──────── SOURCE DATA ────────

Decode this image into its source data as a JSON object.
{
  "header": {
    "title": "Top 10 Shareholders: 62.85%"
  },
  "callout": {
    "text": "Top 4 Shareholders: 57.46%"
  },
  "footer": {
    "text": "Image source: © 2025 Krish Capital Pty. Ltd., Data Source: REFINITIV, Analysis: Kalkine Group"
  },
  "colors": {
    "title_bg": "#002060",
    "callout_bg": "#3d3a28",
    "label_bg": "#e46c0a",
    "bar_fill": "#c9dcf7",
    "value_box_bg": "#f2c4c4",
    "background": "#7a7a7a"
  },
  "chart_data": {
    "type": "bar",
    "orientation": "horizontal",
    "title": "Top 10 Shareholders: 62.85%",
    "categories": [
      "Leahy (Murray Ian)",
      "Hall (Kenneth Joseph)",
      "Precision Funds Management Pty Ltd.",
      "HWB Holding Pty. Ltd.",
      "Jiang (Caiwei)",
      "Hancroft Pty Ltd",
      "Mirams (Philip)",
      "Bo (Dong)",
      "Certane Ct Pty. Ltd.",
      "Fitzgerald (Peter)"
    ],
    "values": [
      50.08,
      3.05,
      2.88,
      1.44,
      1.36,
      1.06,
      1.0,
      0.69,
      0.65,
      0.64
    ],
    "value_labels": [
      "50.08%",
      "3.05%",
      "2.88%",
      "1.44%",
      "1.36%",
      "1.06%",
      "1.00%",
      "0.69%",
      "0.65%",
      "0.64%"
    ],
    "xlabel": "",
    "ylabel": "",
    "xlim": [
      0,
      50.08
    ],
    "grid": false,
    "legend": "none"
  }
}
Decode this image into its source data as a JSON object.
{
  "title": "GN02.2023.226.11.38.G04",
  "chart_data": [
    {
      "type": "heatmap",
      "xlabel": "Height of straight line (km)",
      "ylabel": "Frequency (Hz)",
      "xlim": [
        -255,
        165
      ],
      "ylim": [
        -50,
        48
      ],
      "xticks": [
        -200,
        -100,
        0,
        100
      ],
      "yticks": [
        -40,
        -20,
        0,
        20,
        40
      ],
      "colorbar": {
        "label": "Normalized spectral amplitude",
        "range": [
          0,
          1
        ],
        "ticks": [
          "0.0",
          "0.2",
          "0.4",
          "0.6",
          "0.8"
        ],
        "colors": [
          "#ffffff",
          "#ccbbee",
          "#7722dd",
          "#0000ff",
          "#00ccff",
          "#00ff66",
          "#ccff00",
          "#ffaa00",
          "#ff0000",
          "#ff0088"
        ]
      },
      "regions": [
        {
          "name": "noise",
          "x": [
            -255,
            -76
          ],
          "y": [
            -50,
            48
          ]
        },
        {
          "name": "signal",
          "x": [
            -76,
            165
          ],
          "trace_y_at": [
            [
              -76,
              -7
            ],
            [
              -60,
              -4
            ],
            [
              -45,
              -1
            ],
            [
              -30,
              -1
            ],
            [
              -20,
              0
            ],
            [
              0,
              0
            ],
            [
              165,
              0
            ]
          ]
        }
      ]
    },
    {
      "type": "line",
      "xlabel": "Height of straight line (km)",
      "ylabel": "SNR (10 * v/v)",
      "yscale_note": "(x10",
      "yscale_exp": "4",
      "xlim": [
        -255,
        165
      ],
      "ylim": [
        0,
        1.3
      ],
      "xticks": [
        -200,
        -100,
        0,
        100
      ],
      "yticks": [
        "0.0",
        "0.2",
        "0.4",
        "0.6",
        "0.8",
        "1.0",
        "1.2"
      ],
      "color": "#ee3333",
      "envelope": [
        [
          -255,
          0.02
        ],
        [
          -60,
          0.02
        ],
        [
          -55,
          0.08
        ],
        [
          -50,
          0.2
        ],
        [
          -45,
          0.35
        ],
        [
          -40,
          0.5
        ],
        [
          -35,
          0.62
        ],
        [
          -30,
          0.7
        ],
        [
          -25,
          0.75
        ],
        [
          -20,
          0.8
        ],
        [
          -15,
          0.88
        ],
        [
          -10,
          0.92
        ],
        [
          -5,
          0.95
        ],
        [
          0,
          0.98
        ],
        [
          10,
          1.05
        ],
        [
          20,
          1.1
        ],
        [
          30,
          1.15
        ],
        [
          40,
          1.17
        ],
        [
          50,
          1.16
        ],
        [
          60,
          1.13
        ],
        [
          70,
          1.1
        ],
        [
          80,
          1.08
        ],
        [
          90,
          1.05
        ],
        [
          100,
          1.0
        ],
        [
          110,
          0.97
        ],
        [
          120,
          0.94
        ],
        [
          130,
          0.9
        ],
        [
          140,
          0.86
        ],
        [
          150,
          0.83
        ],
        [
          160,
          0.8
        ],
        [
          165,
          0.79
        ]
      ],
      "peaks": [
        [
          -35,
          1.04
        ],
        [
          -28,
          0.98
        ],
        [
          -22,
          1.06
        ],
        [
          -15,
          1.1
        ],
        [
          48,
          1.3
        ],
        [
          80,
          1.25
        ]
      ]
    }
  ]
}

────────
──────── SOURCE DATA ────────

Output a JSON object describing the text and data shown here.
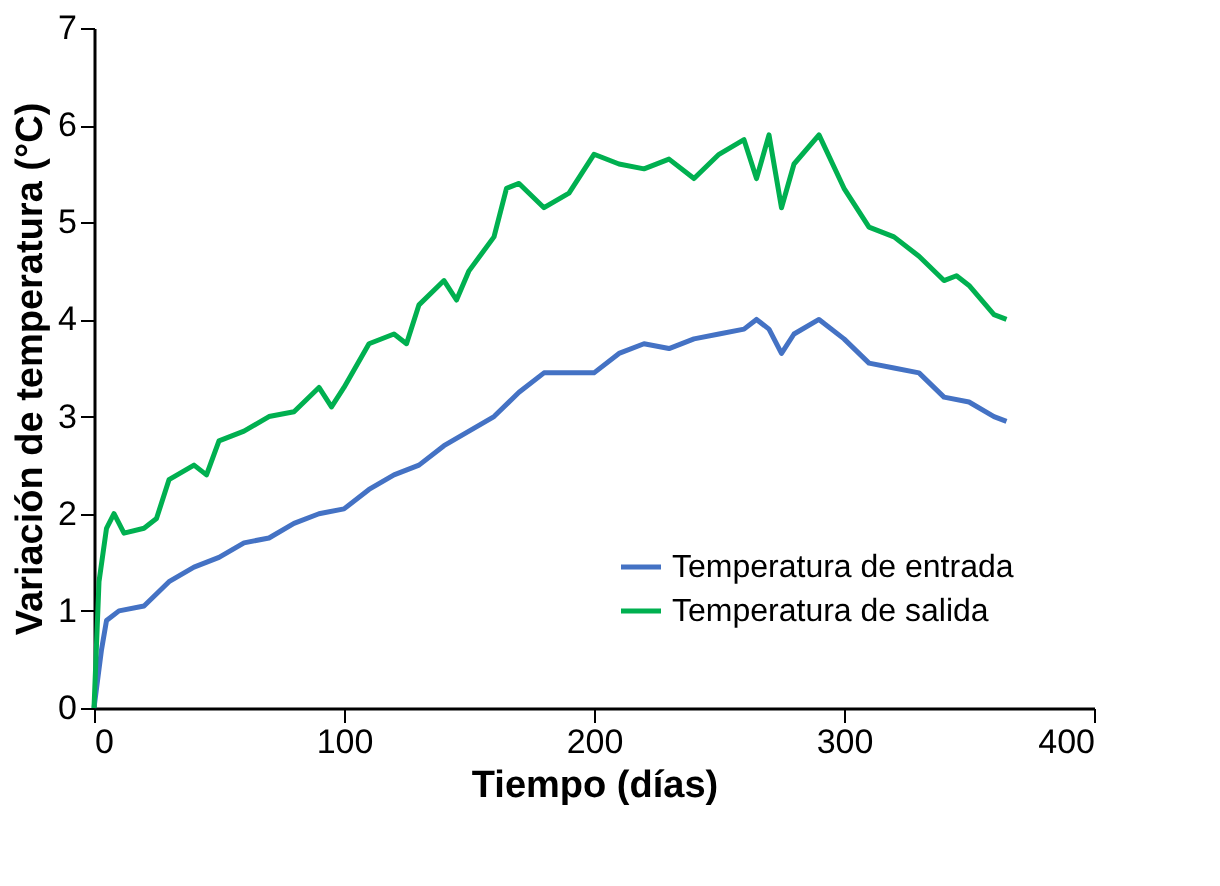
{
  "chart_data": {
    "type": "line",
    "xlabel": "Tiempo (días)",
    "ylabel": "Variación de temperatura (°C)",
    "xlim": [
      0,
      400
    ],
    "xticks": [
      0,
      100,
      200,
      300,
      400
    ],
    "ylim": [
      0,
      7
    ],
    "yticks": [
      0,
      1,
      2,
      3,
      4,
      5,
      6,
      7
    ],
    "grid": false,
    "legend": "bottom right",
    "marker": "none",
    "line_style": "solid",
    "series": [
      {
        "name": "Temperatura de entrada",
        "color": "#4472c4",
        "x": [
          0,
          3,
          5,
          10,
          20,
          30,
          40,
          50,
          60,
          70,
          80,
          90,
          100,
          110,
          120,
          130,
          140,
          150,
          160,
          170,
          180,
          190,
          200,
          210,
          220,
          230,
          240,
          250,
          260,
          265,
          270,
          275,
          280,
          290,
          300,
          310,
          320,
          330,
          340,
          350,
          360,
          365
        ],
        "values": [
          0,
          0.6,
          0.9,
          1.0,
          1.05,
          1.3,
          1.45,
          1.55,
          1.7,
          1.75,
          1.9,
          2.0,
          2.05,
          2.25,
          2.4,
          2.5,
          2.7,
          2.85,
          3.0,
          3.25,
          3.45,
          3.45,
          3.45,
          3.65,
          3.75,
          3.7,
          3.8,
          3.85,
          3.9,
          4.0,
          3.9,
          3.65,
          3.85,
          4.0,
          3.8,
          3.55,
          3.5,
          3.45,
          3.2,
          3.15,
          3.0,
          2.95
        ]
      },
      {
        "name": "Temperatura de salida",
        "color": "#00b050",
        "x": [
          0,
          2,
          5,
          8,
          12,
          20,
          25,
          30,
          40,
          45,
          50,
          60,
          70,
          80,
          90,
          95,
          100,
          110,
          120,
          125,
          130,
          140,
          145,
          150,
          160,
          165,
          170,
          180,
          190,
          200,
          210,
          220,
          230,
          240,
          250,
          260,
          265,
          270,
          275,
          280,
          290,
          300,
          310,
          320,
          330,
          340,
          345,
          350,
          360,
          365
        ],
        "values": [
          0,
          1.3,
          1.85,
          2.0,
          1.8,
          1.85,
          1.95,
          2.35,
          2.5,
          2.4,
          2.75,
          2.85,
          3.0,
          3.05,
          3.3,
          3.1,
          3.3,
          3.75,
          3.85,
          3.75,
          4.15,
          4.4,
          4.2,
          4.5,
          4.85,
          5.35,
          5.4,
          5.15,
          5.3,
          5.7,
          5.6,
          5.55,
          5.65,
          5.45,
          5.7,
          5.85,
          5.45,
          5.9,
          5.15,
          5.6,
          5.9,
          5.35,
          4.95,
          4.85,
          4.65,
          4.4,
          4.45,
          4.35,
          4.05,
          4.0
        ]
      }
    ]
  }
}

────────
──────── SOURCE DATA ────────

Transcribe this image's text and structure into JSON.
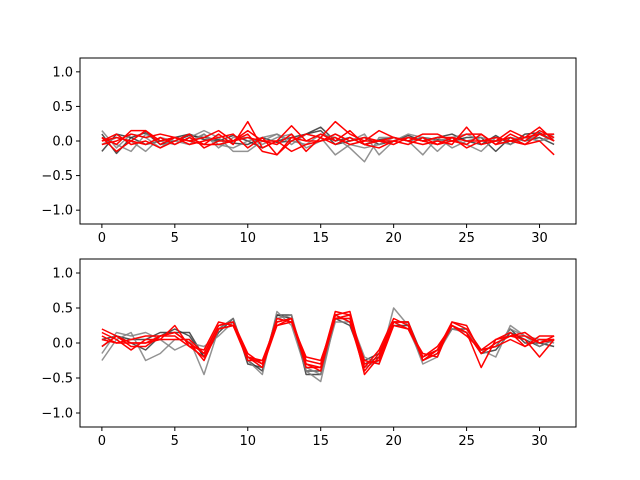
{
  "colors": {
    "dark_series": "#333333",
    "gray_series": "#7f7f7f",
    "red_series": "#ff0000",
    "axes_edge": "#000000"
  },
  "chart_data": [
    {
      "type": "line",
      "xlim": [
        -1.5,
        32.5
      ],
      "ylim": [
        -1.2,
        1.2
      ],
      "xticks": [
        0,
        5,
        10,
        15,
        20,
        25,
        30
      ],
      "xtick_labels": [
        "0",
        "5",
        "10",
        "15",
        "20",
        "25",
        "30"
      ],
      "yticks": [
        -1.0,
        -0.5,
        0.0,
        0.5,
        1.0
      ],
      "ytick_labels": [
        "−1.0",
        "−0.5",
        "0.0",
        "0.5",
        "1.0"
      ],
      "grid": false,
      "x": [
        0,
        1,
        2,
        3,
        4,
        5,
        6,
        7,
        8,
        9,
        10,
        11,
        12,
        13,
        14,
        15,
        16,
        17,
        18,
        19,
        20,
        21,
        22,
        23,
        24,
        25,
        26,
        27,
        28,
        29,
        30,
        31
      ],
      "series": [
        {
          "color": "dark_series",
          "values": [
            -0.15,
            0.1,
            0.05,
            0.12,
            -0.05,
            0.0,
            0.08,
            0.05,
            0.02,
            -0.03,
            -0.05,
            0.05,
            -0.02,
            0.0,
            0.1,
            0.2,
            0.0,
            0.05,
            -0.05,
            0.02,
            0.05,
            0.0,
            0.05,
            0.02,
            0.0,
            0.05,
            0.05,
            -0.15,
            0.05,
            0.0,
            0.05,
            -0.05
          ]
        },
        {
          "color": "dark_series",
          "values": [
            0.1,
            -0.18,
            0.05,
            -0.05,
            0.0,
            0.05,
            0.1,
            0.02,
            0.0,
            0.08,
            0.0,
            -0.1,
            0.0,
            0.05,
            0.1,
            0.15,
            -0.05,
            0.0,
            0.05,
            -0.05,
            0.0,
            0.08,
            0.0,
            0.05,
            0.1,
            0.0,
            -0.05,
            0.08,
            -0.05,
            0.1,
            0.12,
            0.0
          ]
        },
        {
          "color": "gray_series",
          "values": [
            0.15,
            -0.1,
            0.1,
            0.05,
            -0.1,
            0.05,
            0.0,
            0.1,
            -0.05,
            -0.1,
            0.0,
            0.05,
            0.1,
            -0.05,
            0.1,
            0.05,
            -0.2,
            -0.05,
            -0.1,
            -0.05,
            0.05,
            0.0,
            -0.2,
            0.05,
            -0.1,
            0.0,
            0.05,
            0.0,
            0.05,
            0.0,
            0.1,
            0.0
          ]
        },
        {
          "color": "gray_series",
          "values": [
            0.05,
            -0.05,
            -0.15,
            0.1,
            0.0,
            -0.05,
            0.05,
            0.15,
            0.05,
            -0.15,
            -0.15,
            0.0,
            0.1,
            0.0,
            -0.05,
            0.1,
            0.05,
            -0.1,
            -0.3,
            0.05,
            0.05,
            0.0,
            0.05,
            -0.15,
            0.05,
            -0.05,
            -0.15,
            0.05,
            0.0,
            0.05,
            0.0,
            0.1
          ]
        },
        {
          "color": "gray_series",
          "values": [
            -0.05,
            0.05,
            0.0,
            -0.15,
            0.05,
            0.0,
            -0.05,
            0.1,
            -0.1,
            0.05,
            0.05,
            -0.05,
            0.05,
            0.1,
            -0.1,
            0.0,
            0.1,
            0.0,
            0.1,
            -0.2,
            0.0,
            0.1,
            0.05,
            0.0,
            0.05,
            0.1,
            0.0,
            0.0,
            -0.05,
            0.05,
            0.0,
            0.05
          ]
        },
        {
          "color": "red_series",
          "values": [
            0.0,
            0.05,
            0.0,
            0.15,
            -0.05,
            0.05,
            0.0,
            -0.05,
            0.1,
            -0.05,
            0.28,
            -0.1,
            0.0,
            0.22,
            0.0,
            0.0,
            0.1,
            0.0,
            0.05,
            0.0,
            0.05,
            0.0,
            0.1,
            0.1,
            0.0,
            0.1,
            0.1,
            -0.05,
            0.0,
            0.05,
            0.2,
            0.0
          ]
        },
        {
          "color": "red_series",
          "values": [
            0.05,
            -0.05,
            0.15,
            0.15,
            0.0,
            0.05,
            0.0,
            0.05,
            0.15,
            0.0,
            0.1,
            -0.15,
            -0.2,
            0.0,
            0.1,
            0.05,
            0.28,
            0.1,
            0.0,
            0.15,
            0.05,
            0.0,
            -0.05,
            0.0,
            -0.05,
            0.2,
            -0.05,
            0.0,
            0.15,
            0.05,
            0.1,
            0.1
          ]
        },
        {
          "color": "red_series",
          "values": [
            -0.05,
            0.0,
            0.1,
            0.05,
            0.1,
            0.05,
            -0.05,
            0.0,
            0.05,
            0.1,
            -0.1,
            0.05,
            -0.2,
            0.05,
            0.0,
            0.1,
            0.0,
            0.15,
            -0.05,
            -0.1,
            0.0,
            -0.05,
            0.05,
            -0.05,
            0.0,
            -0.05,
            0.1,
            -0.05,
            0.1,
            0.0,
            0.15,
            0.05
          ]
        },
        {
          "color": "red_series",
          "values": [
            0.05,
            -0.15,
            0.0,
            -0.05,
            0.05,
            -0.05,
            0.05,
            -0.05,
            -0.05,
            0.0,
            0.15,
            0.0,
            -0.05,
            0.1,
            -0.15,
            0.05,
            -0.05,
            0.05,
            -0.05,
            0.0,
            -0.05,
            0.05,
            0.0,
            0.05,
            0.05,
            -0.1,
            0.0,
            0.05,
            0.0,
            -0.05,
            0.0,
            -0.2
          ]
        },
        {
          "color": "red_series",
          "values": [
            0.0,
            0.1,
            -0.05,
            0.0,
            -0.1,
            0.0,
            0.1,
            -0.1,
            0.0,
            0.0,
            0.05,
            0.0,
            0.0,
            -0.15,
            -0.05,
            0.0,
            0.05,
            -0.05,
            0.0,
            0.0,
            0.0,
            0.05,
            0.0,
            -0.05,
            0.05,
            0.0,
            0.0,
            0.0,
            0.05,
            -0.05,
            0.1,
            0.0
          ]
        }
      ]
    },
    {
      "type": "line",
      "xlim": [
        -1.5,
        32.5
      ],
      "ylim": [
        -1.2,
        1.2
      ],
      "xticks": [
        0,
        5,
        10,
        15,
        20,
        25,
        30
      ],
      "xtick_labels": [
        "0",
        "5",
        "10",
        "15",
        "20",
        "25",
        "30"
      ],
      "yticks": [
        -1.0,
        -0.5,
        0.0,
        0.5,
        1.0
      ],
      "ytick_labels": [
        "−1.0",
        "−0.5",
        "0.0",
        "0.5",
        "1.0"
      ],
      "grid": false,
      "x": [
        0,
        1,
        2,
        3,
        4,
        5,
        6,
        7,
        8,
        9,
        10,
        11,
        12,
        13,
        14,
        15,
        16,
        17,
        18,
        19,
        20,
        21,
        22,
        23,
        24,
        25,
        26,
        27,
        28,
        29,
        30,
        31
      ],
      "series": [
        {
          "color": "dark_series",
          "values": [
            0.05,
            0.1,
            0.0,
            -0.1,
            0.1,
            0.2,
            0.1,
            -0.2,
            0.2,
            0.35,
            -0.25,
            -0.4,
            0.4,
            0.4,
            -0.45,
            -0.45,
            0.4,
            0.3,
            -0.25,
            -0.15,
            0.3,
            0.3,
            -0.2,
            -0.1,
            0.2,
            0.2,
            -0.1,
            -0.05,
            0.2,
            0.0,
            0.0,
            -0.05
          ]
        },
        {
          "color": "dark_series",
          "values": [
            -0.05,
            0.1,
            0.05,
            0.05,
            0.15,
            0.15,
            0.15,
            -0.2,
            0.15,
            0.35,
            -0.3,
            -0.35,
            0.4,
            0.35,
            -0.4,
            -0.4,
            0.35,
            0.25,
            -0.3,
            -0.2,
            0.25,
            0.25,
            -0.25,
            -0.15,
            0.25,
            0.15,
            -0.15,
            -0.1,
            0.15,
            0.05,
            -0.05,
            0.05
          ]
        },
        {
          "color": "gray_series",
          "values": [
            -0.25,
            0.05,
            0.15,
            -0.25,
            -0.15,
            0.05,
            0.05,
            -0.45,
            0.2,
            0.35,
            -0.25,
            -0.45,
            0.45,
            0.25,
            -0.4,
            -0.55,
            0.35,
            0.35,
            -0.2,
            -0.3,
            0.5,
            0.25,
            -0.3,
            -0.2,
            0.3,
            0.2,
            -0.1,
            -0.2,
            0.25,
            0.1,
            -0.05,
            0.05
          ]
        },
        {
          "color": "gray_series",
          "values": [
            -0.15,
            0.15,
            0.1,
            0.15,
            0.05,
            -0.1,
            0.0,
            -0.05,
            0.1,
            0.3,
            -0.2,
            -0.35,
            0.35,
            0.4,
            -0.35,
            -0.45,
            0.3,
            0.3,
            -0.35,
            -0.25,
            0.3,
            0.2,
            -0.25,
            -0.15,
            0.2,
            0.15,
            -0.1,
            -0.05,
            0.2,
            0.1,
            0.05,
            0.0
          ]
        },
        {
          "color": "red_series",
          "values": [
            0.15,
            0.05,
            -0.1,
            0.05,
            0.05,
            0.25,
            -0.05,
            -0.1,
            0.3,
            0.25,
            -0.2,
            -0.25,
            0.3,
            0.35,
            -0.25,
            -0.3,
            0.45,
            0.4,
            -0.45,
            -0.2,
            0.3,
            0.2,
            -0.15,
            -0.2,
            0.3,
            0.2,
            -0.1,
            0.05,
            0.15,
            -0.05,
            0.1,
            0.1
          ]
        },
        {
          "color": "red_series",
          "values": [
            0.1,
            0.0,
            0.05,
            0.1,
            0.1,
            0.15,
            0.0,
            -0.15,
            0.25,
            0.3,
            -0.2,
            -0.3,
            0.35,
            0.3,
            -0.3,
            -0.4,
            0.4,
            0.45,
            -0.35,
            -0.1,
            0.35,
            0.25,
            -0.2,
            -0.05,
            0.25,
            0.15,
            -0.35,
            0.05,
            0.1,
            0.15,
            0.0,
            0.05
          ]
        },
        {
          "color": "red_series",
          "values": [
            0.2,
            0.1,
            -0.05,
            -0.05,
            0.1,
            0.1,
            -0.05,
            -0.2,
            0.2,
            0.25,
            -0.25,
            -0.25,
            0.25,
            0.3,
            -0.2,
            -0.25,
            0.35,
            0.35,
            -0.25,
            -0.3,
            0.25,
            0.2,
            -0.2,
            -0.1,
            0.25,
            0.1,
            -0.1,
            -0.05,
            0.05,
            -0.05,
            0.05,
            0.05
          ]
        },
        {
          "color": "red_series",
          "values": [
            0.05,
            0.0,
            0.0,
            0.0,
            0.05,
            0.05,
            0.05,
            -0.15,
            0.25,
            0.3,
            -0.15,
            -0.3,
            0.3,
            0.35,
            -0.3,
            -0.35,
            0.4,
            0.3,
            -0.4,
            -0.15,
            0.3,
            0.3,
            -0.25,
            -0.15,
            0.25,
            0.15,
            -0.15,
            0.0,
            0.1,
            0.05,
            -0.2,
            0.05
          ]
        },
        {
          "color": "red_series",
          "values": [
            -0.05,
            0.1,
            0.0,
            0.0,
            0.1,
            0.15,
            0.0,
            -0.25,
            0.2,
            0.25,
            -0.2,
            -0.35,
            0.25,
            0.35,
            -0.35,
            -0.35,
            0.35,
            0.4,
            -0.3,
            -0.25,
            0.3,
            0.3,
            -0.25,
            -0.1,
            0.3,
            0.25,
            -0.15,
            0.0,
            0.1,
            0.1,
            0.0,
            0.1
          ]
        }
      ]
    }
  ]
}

────────

Copy down every line of the entries containing the word "JSON".

ANSWER IN FULL:
Decode this image into its source data as a JSON object.
Decode this image into its source data as a JSON object.
Output a JSON object describing the text and data shown here.
Transcribe this image's text and structure into JSON.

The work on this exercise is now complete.